Work to do:
Hunt for the word "Elements" across the entries below, copying each line that holds it.

Supplied material:
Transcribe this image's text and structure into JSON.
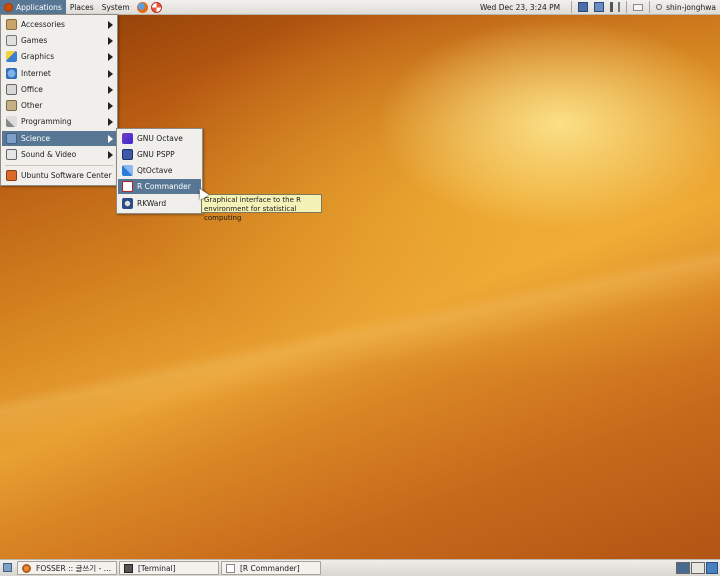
{
  "top_panel": {
    "menus": [
      "Applications",
      "Places",
      "System"
    ],
    "launchers": [
      "firefox-icon",
      "help-icon"
    ],
    "clock": "Wed Dec 23,  3:24 PM",
    "user": "shin-jonghwa"
  },
  "applications_menu": {
    "items": [
      {
        "label": "Accessories",
        "icon": "accessories-icon",
        "submenu": true
      },
      {
        "label": "Games",
        "icon": "games-icon",
        "submenu": true
      },
      {
        "label": "Graphics",
        "icon": "graphics-icon",
        "submenu": true
      },
      {
        "label": "Internet",
        "icon": "internet-icon",
        "submenu": true
      },
      {
        "label": "Office",
        "icon": "office-icon",
        "submenu": true
      },
      {
        "label": "Other",
        "icon": "other-icon",
        "submenu": true
      },
      {
        "label": "Programming",
        "icon": "programming-icon",
        "submenu": true
      },
      {
        "label": "Science",
        "icon": "science-icon",
        "submenu": true,
        "highlighted": true
      },
      {
        "label": "Sound & Video",
        "icon": "sound-video-icon",
        "submenu": true
      },
      {
        "label": "Ubuntu Software Center",
        "icon": "software-center-icon",
        "submenu": false
      }
    ]
  },
  "science_menu": {
    "items": [
      {
        "label": "GNU Octave",
        "icon": "octave-icon"
      },
      {
        "label": "GNU PSPP",
        "icon": "pspp-icon"
      },
      {
        "label": "QtOctave",
        "icon": "qtoctave-icon"
      },
      {
        "label": "R Commander",
        "icon": "r-commander-icon",
        "highlighted": true
      },
      {
        "label": "RKWard",
        "icon": "rkward-icon"
      }
    ]
  },
  "tooltip": {
    "line1": "Graphical interface to the R",
    "line2": "environment for statistical computing"
  },
  "taskbar": {
    "tasks": [
      "FOSSER :: 글쓰기 - …",
      "[Terminal]",
      "[R Commander]"
    ]
  },
  "colors": {
    "highlight": "#587794",
    "panel": "#e8e6e1",
    "desktop_orange": "#d98a22",
    "tooltip_bg": "#f5f2b8"
  }
}
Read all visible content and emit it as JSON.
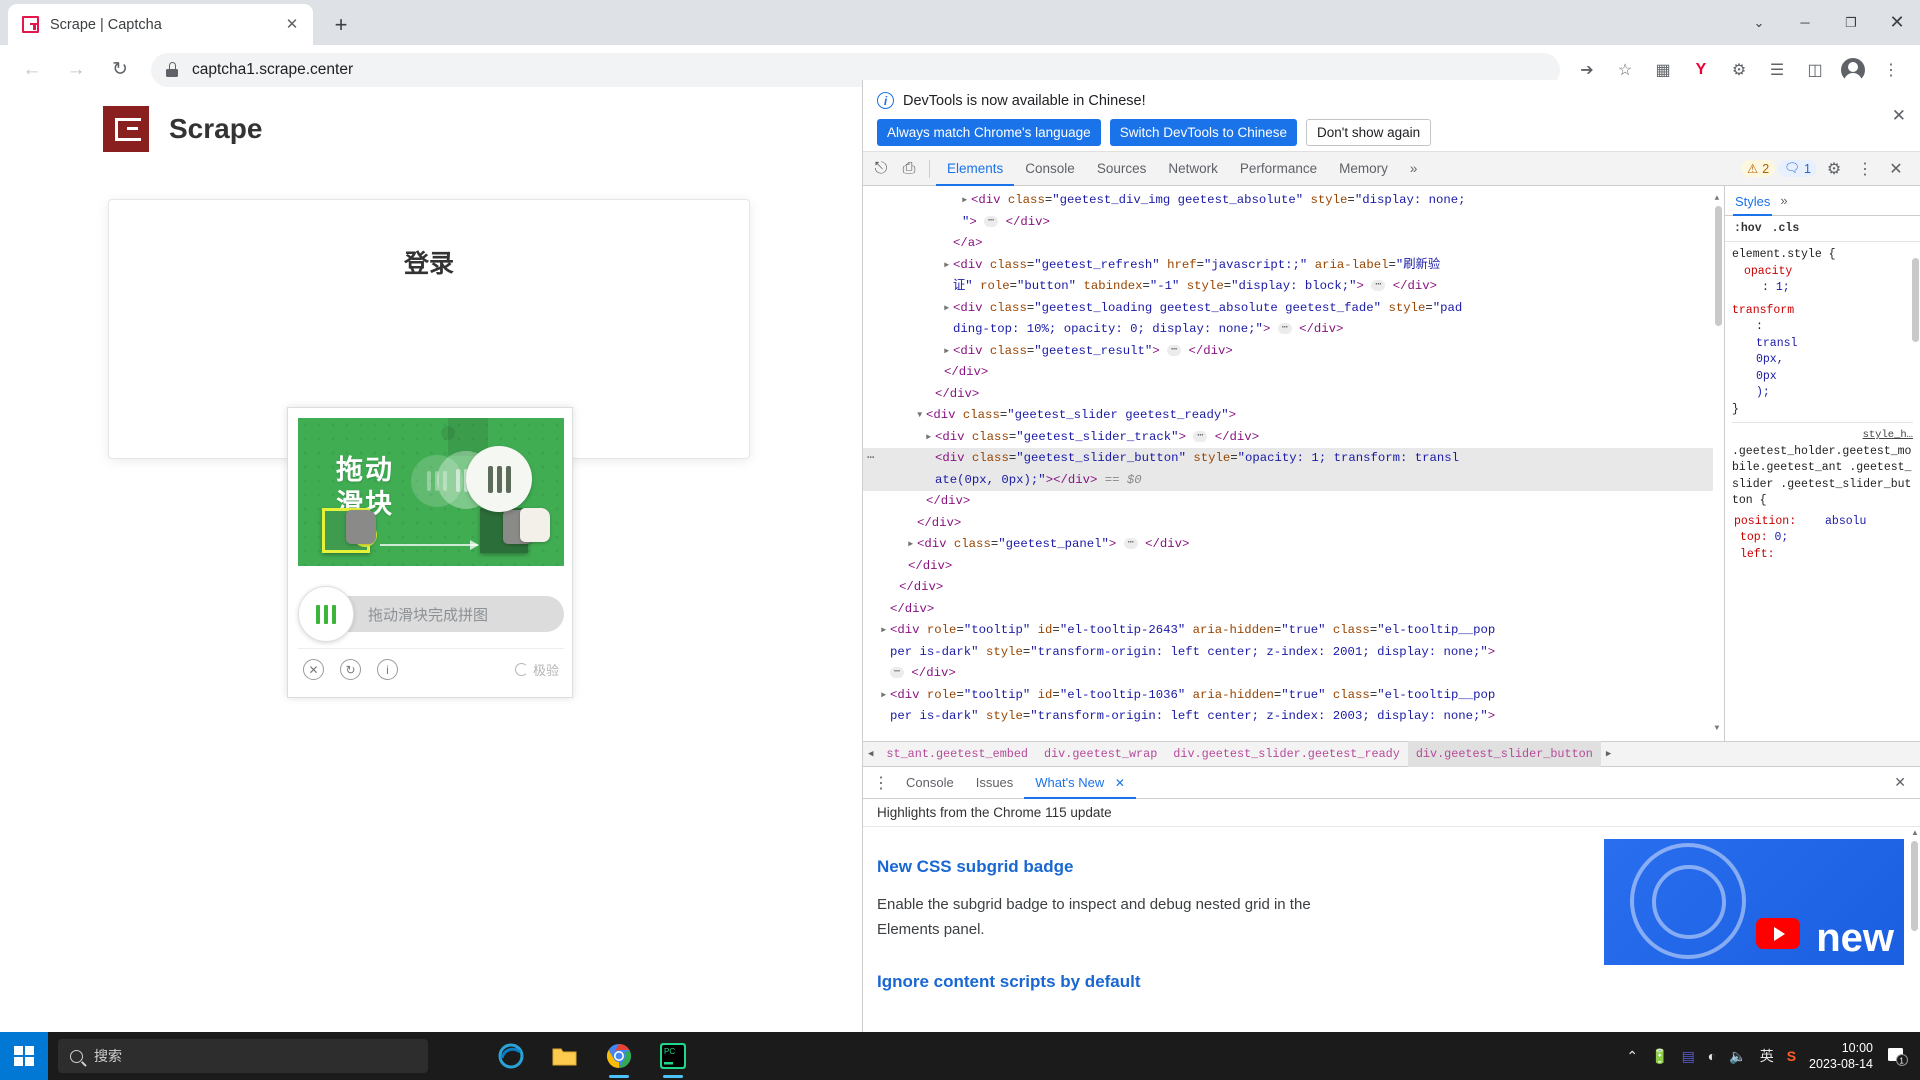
{
  "browser": {
    "tab": {
      "title": "Scrape | Captcha",
      "favicon": "scrape-logo-icon",
      "close": "✕"
    },
    "newtab_label": "+",
    "window_controls": {
      "minimize": "─",
      "maximize": "❐",
      "close": "✕",
      "chevron": "⌄"
    },
    "nav": {
      "back": "←",
      "forward": "→",
      "reload": "↻"
    },
    "omnibox": {
      "url": "captcha1.scrape.center",
      "lock": "lock-icon"
    },
    "toolbar_icons": [
      "share-icon",
      "star-icon",
      "extension-card-icon",
      "yandex-icon",
      "puzzle-icon",
      "reading-list-icon",
      "side-panel-icon",
      "profile-avatar-icon",
      "more-menu-icon"
    ]
  },
  "page": {
    "brand": "Scrape",
    "login_title": "登录",
    "captcha": {
      "image_text_line1": "拖动",
      "image_text_line2": "滑块",
      "slider_placeholder": "拖动滑块完成拼图",
      "footer_icons": [
        "close-icon",
        "refresh-icon",
        "info-icon"
      ],
      "brand": "极验",
      "bg_color": "#41ad53",
      "slider_bar_color": "#3db53d"
    }
  },
  "devtools": {
    "banner": {
      "text": "DevTools is now available in Chinese!",
      "buttons": [
        {
          "label": "Always match Chrome's language",
          "style": "blue"
        },
        {
          "label": "Switch DevTools to Chinese",
          "style": "blue"
        },
        {
          "label": "Don't show again",
          "style": "plain"
        }
      ],
      "close": "✕"
    },
    "tabs": [
      {
        "label": "Elements",
        "active": true
      },
      {
        "label": "Console",
        "active": false
      },
      {
        "label": "Sources",
        "active": false
      },
      {
        "label": "Network",
        "active": false
      },
      {
        "label": "Performance",
        "active": false
      },
      {
        "label": "Memory",
        "active": false
      }
    ],
    "tabs_overflow": "»",
    "badges": {
      "warnings": "2",
      "messages": "1"
    },
    "tab_icons": [
      "inspect-element-icon",
      "device-toolbar-icon",
      "settings-gear-icon",
      "devtools-more-icon",
      "devtools-close-icon"
    ],
    "dom_lines": [
      {
        "indent": 10,
        "tri": "closed",
        "html": "<span class=\"punc\">&lt;</span><span class=\"tagname\">div</span> <span class=\"attr\">class</span>=<span class=\"val\">\"geetest_div_img geetest_absolute\"</span> <span class=\"attr\">style</span>=<span class=\"val\">\"display: none;</span>"
      },
      {
        "indent": 9,
        "tri": "none",
        "html": "<span class=\"val\">\"</span><span class=\"punc\">&gt;</span> <span class=\"ellip\">⋯</span> <span class=\"punc\">&lt;/</span><span class=\"tagname\">div</span><span class=\"punc\">&gt;</span>"
      },
      {
        "indent": 8,
        "tri": "none",
        "html": "<span class=\"punc\">&lt;/</span><span class=\"tagname\">a</span><span class=\"punc\">&gt;</span>"
      },
      {
        "indent": 8,
        "tri": "closed",
        "html": "<span class=\"punc\">&lt;</span><span class=\"tagname\">div</span> <span class=\"attr\">class</span>=<span class=\"val\">\"geetest_refresh\"</span> <span class=\"attr\">href</span>=<span class=\"val\">\"javascript:;\"</span> <span class=\"attr\">aria-label</span>=<span class=\"val\">\"刷新验</span>"
      },
      {
        "indent": 8,
        "tri": "none",
        "html": "<span class=\"val\">证\"</span> <span class=\"attr\">role</span>=<span class=\"val\">\"button\"</span> <span class=\"attr\">tabindex</span>=<span class=\"val\">\"-1\"</span> <span class=\"attr\">style</span>=<span class=\"val\">\"display: block;\"</span><span class=\"punc\">&gt;</span> <span class=\"ellip\">⋯</span> <span class=\"punc\">&lt;/</span><span class=\"tagname\">div</span><span class=\"punc\">&gt;</span>"
      },
      {
        "indent": 8,
        "tri": "closed",
        "html": "<span class=\"punc\">&lt;</span><span class=\"tagname\">div</span> <span class=\"attr\">class</span>=<span class=\"val\">\"geetest_loading geetest_absolute geetest_fade\"</span> <span class=\"attr\">style</span>=<span class=\"val\">\"pad</span>"
      },
      {
        "indent": 8,
        "tri": "none",
        "html": "<span class=\"val\">ding-top: 10%; opacity: 0; display: none;\"</span><span class=\"punc\">&gt;</span> <span class=\"ellip\">⋯</span> <span class=\"punc\">&lt;/</span><span class=\"tagname\">div</span><span class=\"punc\">&gt;</span>"
      },
      {
        "indent": 8,
        "tri": "closed",
        "html": "<span class=\"punc\">&lt;</span><span class=\"tagname\">div</span> <span class=\"attr\">class</span>=<span class=\"val\">\"geetest_result\"</span><span class=\"punc\">&gt;</span> <span class=\"ellip\">⋯</span> <span class=\"punc\">&lt;/</span><span class=\"tagname\">div</span><span class=\"punc\">&gt;</span>"
      },
      {
        "indent": 7,
        "tri": "none",
        "html": "<span class=\"punc\">&lt;/</span><span class=\"tagname\">div</span><span class=\"punc\">&gt;</span>"
      },
      {
        "indent": 6,
        "tri": "none",
        "html": "<span class=\"punc\">&lt;/</span><span class=\"tagname\">div</span><span class=\"punc\">&gt;</span>"
      },
      {
        "indent": 5,
        "tri": "open",
        "html": "<span class=\"punc\">&lt;</span><span class=\"tagname\">div</span> <span class=\"attr\">class</span>=<span class=\"val\">\"geetest_slider geetest_ready\"</span><span class=\"punc\">&gt;</span>"
      },
      {
        "indent": 6,
        "tri": "closed",
        "html": "<span class=\"punc\">&lt;</span><span class=\"tagname\">div</span> <span class=\"attr\">class</span>=<span class=\"val\">\"geetest_slider_track\"</span><span class=\"punc\">&gt;</span> <span class=\"ellip\">⋯</span> <span class=\"punc\">&lt;/</span><span class=\"tagname\">div</span><span class=\"punc\">&gt;</span>"
      },
      {
        "indent": 6,
        "tri": "none",
        "selected": true,
        "html": "<span class=\"punc\">&lt;</span><span class=\"tagname\">div</span> <span class=\"attr\">class</span>=<span class=\"val\">\"geetest_slider_button\"</span> <span class=\"attr\">style</span>=<span class=\"val\">\"opacity: 1; transform: transl</span>"
      },
      {
        "indent": 6,
        "tri": "none",
        "selected": true,
        "html": "<span class=\"val\">ate(0px, 0px);\"</span><span class=\"punc\">&gt;&lt;/</span><span class=\"tagname\">div</span><span class=\"punc\">&gt;</span> <span class=\"sel-marker\">== $0</span>"
      },
      {
        "indent": 5,
        "tri": "none",
        "html": "<span class=\"punc\">&lt;/</span><span class=\"tagname\">div</span><span class=\"punc\">&gt;</span>"
      },
      {
        "indent": 4,
        "tri": "none",
        "html": "<span class=\"punc\">&lt;/</span><span class=\"tagname\">div</span><span class=\"punc\">&gt;</span>"
      },
      {
        "indent": 4,
        "tri": "closed",
        "html": "<span class=\"punc\">&lt;</span><span class=\"tagname\">div</span> <span class=\"attr\">class</span>=<span class=\"val\">\"geetest_panel\"</span><span class=\"punc\">&gt;</span> <span class=\"ellip\">⋯</span> <span class=\"punc\">&lt;/</span><span class=\"tagname\">div</span><span class=\"punc\">&gt;</span>"
      },
      {
        "indent": 3,
        "tri": "none",
        "html": "<span class=\"punc\">&lt;/</span><span class=\"tagname\">div</span><span class=\"punc\">&gt;</span>"
      },
      {
        "indent": 2,
        "tri": "none",
        "html": "<span class=\"punc\">&lt;/</span><span class=\"tagname\">div</span><span class=\"punc\">&gt;</span>"
      },
      {
        "indent": 1,
        "tri": "none",
        "html": "<span class=\"punc\">&lt;/</span><span class=\"tagname\">div</span><span class=\"punc\">&gt;</span>"
      },
      {
        "indent": 1,
        "tri": "closed",
        "html": "<span class=\"punc\">&lt;</span><span class=\"tagname\">div</span> <span class=\"attr\">role</span>=<span class=\"val\">\"tooltip\"</span> <span class=\"attr\">id</span>=<span class=\"val\">\"el-tooltip-2643\"</span> <span class=\"attr\">aria-hidden</span>=<span class=\"val\">\"true\"</span> <span class=\"attr\">class</span>=<span class=\"val\">\"el-tooltip__pop</span>"
      },
      {
        "indent": 1,
        "tri": "none",
        "html": "<span class=\"val\">per is-dark\"</span> <span class=\"attr\">style</span>=<span class=\"val\">\"transform-origin: left center; z-index: 2001; display: none;\"</span><span class=\"punc\">&gt;</span>"
      },
      {
        "indent": 1,
        "tri": "none",
        "html": "<span class=\"ellip\">⋯</span> <span class=\"punc\">&lt;/</span><span class=\"tagname\">div</span><span class=\"punc\">&gt;</span>"
      },
      {
        "indent": 1,
        "tri": "closed",
        "html": "<span class=\"punc\">&lt;</span><span class=\"tagname\">div</span> <span class=\"attr\">role</span>=<span class=\"val\">\"tooltip\"</span> <span class=\"attr\">id</span>=<span class=\"val\">\"el-tooltip-1036\"</span> <span class=\"attr\">aria-hidden</span>=<span class=\"val\">\"true\"</span> <span class=\"attr\">class</span>=<span class=\"val\">\"el-tooltip__pop</span>"
      },
      {
        "indent": 1,
        "tri": "none",
        "html": "<span class=\"val\">per is-dark\"</span> <span class=\"attr\">style</span>=<span class=\"val\">\"transform-origin: left center; z-index: 2003; display: none;\"</span><span class=\"punc\">&gt;</span>"
      }
    ],
    "breadcrumb": {
      "left_arrow": "◀",
      "right_arrow": "▶",
      "items": [
        {
          "label": "st_ant.geetest_embed",
          "current": false
        },
        {
          "label": "div.geetest_wrap",
          "current": false
        },
        {
          "label": "div.geetest_slider.geetest_ready",
          "current": false
        },
        {
          "label": "div.geetest_slider_button",
          "current": true
        }
      ]
    },
    "styles": {
      "panel_tab": "Styles",
      "panel_overflow": "»",
      "filters": [
        ":hov",
        ".cls"
      ],
      "element_style_header": "element.style {",
      "element_style_props": [
        {
          "prop": "opacity",
          "value": "1;"
        },
        {
          "prop": "transform",
          "value": "transl"
        },
        {
          "prop": "",
          "value": "0px,"
        },
        {
          "prop": "",
          "value": "0px"
        },
        {
          "prop": "",
          "value": ");"
        }
      ],
      "element_style_close": "}",
      "rule_source": "style_h…",
      "rule_selector": ".geetest_holder.geetest_mobile.geetest_ant .geetest_slider .geetest_slider_button {",
      "rule_props": [
        {
          "prop": "position:",
          "value": "absolu"
        },
        {
          "prop": "top:",
          "value": "0;"
        },
        {
          "prop": "left:",
          "value": ""
        }
      ]
    },
    "drawer": {
      "menu_icon": "drawer-more-icon",
      "tabs": [
        {
          "label": "Console",
          "active": false
        },
        {
          "label": "Issues",
          "active": false
        },
        {
          "label": "What's New",
          "active": true,
          "close": "✕"
        }
      ],
      "close": "✕",
      "subtitle": "Highlights from the Chrome 115 update",
      "articles": [
        {
          "heading": "New CSS subgrid badge",
          "body": "Enable the subgrid badge to inspect and debug nested grid in the Elements panel."
        },
        {
          "heading": "Ignore content scripts by default",
          "body": ""
        }
      ],
      "thumb_text": "new"
    }
  },
  "taskbar": {
    "start": "windows-start-icon",
    "search_placeholder": "搜索",
    "apps": [
      "edge-icon",
      "file-explorer-icon",
      "chrome-icon",
      "pycharm-icon"
    ],
    "tray_icons": [
      "chevron-up-icon",
      "battery-icon",
      "teams-icon",
      "wifi-icon",
      "volume-icon"
    ],
    "ime": "英",
    "sogou": "S",
    "time": "10:00",
    "date": "2023-08-14",
    "notification_count": "1"
  }
}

Result for this task:
        "label": "Elements",
          "body": "Enable the subgrid badge to inspect and debug nested grid in the Elements panel."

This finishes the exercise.